| Problem to solve |
Track down every line below that holds "Polymorphic" and copy it.

[Lines of data]
— start —
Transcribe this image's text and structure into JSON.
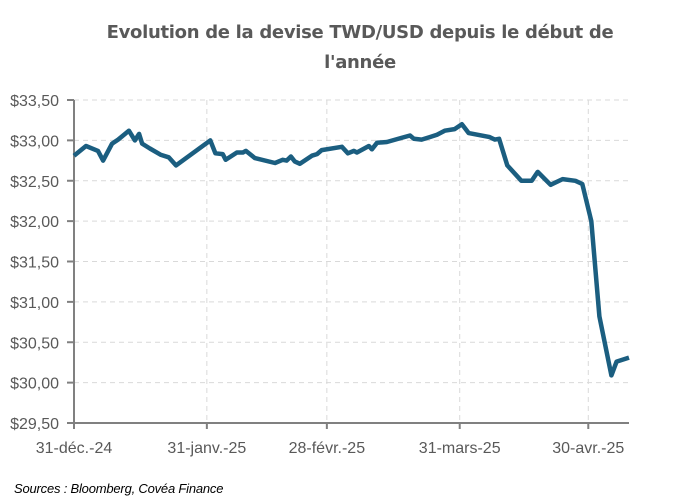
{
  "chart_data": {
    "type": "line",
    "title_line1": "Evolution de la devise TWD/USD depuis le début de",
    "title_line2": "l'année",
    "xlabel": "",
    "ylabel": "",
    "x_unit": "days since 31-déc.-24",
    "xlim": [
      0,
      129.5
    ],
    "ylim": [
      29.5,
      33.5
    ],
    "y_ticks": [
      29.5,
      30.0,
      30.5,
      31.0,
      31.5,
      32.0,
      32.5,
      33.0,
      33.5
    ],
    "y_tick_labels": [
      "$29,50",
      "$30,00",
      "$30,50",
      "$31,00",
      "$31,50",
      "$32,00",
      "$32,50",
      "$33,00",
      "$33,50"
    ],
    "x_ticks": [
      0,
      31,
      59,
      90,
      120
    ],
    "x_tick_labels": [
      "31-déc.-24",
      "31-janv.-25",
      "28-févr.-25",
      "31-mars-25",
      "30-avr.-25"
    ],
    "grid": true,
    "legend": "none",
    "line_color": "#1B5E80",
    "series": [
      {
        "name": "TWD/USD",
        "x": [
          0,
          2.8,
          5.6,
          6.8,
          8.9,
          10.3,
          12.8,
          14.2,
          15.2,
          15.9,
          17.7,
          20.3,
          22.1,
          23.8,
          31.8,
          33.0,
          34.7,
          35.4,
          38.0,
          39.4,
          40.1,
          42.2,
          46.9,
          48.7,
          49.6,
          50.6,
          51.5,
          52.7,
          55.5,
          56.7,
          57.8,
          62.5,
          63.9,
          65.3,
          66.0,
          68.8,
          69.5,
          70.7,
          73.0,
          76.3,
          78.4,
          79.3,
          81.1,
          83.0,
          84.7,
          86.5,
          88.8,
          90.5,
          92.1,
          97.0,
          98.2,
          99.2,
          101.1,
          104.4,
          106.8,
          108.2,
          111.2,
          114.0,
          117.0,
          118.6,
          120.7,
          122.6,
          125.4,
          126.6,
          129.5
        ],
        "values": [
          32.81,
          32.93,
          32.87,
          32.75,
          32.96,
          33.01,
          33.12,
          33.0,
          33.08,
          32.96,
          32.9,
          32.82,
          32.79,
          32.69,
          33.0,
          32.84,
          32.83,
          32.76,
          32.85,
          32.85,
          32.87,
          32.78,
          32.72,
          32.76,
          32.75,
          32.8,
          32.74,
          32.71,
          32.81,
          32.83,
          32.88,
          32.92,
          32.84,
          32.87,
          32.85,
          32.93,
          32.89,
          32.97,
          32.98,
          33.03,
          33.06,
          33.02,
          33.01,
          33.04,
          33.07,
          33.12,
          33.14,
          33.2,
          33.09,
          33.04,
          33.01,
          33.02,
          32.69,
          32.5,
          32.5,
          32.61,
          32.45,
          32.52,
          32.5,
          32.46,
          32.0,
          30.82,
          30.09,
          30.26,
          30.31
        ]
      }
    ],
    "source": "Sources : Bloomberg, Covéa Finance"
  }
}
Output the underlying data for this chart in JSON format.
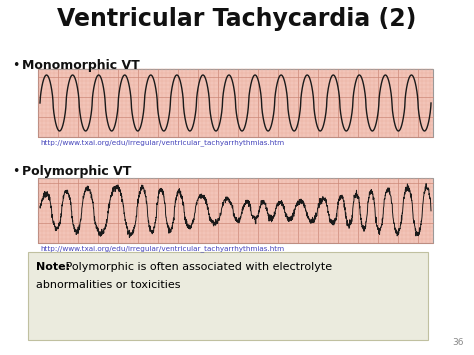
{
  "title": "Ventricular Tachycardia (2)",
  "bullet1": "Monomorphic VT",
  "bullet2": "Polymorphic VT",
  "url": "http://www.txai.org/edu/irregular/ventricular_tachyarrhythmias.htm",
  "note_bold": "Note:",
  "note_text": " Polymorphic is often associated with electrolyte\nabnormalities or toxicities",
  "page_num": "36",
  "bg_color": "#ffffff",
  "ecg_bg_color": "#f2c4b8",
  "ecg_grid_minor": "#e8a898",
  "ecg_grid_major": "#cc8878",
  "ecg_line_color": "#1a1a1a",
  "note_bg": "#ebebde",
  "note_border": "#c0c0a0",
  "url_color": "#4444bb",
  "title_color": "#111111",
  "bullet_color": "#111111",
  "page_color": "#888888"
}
— end —
| Exercise answer |
  "bullet2": "Polymorphic VT",
  "note_text": " Polymorphic is often associated with electrolyte\nabnormalities or toxicities",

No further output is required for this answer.